● **Raw data**:
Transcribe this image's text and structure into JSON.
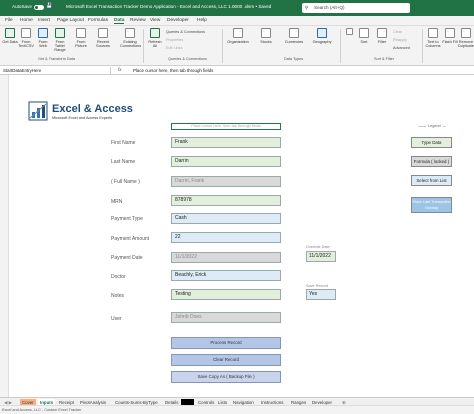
{
  "titlebar": {
    "autosave": "AutoSave",
    "autosave_state": "Off",
    "doc_title": "Microsoft Excel Transaction Tracker Demo Application - Excel and Access, LLC 1.0000 .xlsm • Saved",
    "search_placeholder": "Search (Alt+Q)"
  },
  "menu": [
    "File",
    "Home",
    "Insert",
    "Page Layout",
    "Formulas",
    "Data",
    "Review",
    "View",
    "Developer",
    "Help"
  ],
  "ribbon": {
    "get_data": "Get Data",
    "from_text": "From Text/CSV",
    "from_web": "From Web",
    "from_table": "From Table/ Range",
    "from_picture": "From Picture",
    "recent_sources": "Recent Sources",
    "existing_connections": "Existing Connections",
    "refresh_all": "Refresh All",
    "queries_connections": "Queries & Connections",
    "properties": "Properties",
    "edit_links": "Edit Links",
    "group_get_transform": "Get & Transform Data",
    "group_queries": "Queries & Connections",
    "organization": "Organization",
    "stocks": "Stocks",
    "currencies": "Currencies",
    "geography": "Geography",
    "group_data_types": "Data Types",
    "sort": "Sort",
    "filter": "Filter",
    "clear": "Clear",
    "reapply": "Reapply",
    "advanced": "Advanced",
    "group_sort_filter": "Sort & Filter",
    "text_to_columns": "Text to Columns",
    "flash_fill": "Flash Fill",
    "remove_duplicates": "Remove Duplicates"
  },
  "formulabar": {
    "namebox": "StartDataEntryHere",
    "fx": "fx",
    "formula": "Place cursor here, then tab through fields"
  },
  "logo": {
    "title": "Excel & Access",
    "subtitle": "Microsoft Excel and Access Experts"
  },
  "form": {
    "hint": "Place cursor here, then tab through fields",
    "fields": [
      {
        "label": "First Name",
        "value": "Frank",
        "style": "green"
      },
      {
        "label": "Last Name",
        "value": "Darrin",
        "style": "green"
      },
      {
        "label": "( Full Name )",
        "value": "Darrin, Frank",
        "style": "grey"
      },
      {
        "label": "MRN",
        "value": "878978",
        "style": "green"
      },
      {
        "label": "Payment Type",
        "value": "Cash",
        "style": "blue"
      },
      {
        "label": "Payment Amount",
        "value": "22",
        "style": "blue"
      },
      {
        "label": "Payment Date",
        "value": "11/1/2022",
        "style": "grey"
      },
      {
        "label": "Doctor",
        "value": "Beachly, Erick",
        "style": "blue"
      },
      {
        "label": "Notes",
        "value": "Testing",
        "style": "green"
      },
      {
        "label": "User",
        "value": "Johnb Does",
        "style": "grey"
      }
    ],
    "override_label": "Override Date",
    "override_value": "11/1/2022",
    "save_label": "Save Record",
    "save_value": "Yes",
    "buttons": [
      "Process Record",
      "Clear Record",
      "Save Copy As ( Backup File )"
    ]
  },
  "legend": {
    "title": "Legend",
    "items": [
      "Type Data",
      "Formula ( locked )",
      "Select from List",
      "Show Last Transaction Overlay"
    ]
  },
  "tabs": [
    "Cover",
    "Inputs",
    "Receipt",
    "PivotAnalysis",
    "Counts-Sums-ByType",
    "Details",
    "",
    "Controls",
    "Lists",
    "Navigation",
    "Instructions",
    "Ranges",
    "Developer"
  ],
  "status": "Excel and Access, LLC - Custom Excel Tracker"
}
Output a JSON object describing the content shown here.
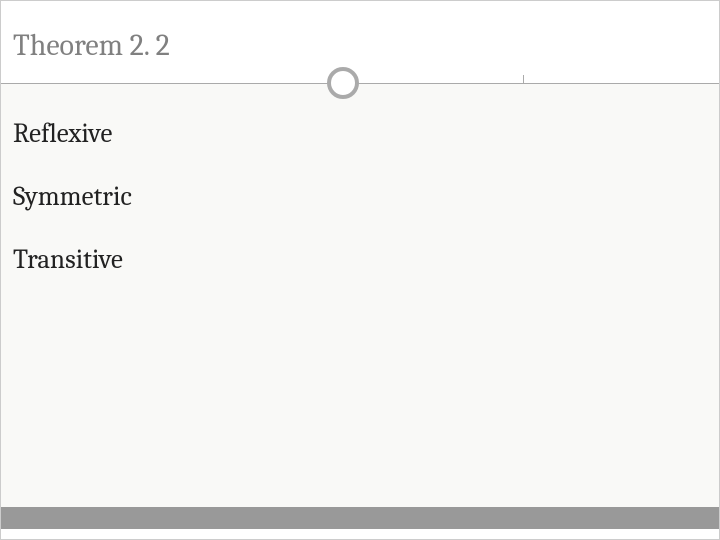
{
  "slide": {
    "title": "Theorem 2. 2",
    "body_items": [
      "Reflexive",
      "Symmetric",
      "Transitive"
    ]
  }
}
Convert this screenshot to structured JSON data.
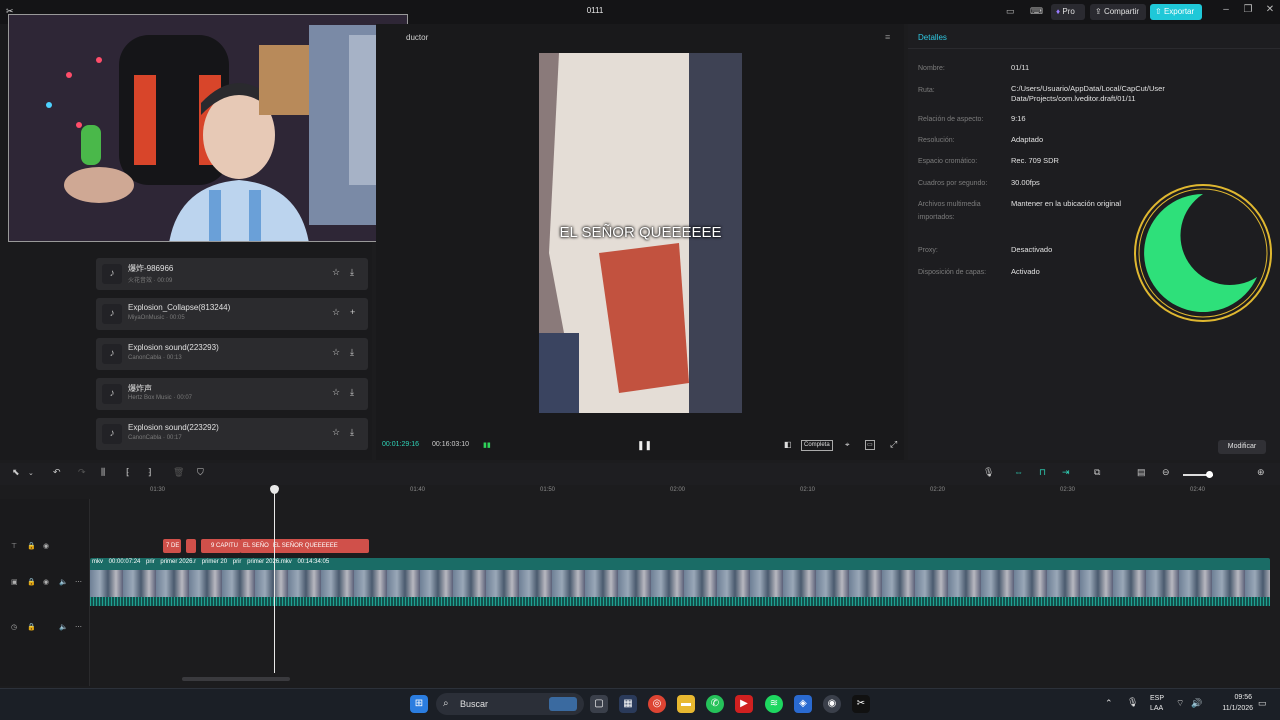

● **Written problem**:
Reproduce the entries above word for word. Pictures stay out.

● **Task result**:
Transcribe this image's text and structure into JSON.
{
  "titlebar": {
    "autosave": "AutoSave",
    "autosave_state": "Off",
    "doc_title": "Microsoft Excel Transaction Tracker Demo Application - Excel and Access, LLC 1.0000 .xlsm • Saved",
    "search_placeholder": "Search (Alt+Q)"
  },
  "menu": [
    "File",
    "Home",
    "Insert",
    "Page Layout",
    "Formulas",
    "Data",
    "Review",
    "View",
    "Developer",
    "Help"
  ],
  "ribbon": {
    "get_data": "Get Data",
    "from_text": "From Text/CSV",
    "from_web": "From Web",
    "from_table": "From Table/ Range",
    "from_picture": "From Picture",
    "recent_sources": "Recent Sources",
    "existing_connections": "Existing Connections",
    "refresh_all": "Refresh All",
    "queries_connections": "Queries & Connections",
    "properties": "Properties",
    "edit_links": "Edit Links",
    "group_get_transform": "Get & Transform Data",
    "group_queries": "Queries & Connections",
    "organization": "Organization",
    "stocks": "Stocks",
    "currencies": "Currencies",
    "geography": "Geography",
    "group_data_types": "Data Types",
    "sort": "Sort",
    "filter": "Filter",
    "clear": "Clear",
    "reapply": "Reapply",
    "advanced": "Advanced",
    "group_sort_filter": "Sort & Filter",
    "text_to_columns": "Text to Columns",
    "flash_fill": "Flash Fill",
    "remove_duplicates": "Remove Duplicates"
  },
  "formulabar": {
    "namebox": "StartDataEntryHere",
    "fx": "fx",
    "formula": "Place cursor here, then tab through fields"
  },
  "logo": {
    "title": "Excel & Access",
    "subtitle": "Microsoft Excel and Access Experts"
  },
  "form": {
    "hint": "Place cursor here, then tab through fields",
    "fields": [
      {
        "label": "First Name",
        "value": "Frank",
        "style": "green"
      },
      {
        "label": "Last Name",
        "value": "Darrin",
        "style": "green"
      },
      {
        "label": "( Full Name )",
        "value": "Darrin, Frank",
        "style": "grey"
      },
      {
        "label": "MRN",
        "value": "878978",
        "style": "green"
      },
      {
        "label": "Payment Type",
        "value": "Cash",
        "style": "blue"
      },
      {
        "label": "Payment Amount",
        "value": "22",
        "style": "blue"
      },
      {
        "label": "Payment Date",
        "value": "11/1/2022",
        "style": "grey"
      },
      {
        "label": "Doctor",
        "value": "Beachly, Erick",
        "style": "blue"
      },
      {
        "label": "Notes",
        "value": "Testing",
        "style": "green"
      },
      {
        "label": "User",
        "value": "Johnb Does",
        "style": "grey"
      }
    ],
    "override_label": "Override Date",
    "override_value": "11/1/2022",
    "save_label": "Save Record",
    "save_value": "Yes",
    "buttons": [
      "Process Record",
      "Clear Record",
      "Save Copy As ( Backup File )"
    ]
  },
  "legend": {
    "title": "Legend",
    "items": [
      "Type Data",
      "Formula ( locked )",
      "Select from List",
      "Show Last Transaction Overlay"
    ]
  },
  "tabs": [
    "Cover",
    "Inputs",
    "Receipt",
    "PivotAnalysis",
    "Counts-Sums-ByType",
    "Details",
    "",
    "Controls",
    "Lists",
    "Navigation",
    "Instructions",
    "Ranges",
    "Developer"
  ],
  "status": "Excel and Access, LLC - Custom Excel Tracker"
}
Output a JSON object describing the content shown here.
{
  "slide": {
    "title": "Theorem 2. 2",
    "body_items": [
      "Reflexive",
      "Symmetric",
      "Transitive"
    ]
  }
}
Convert this screenshot to structured JSON data.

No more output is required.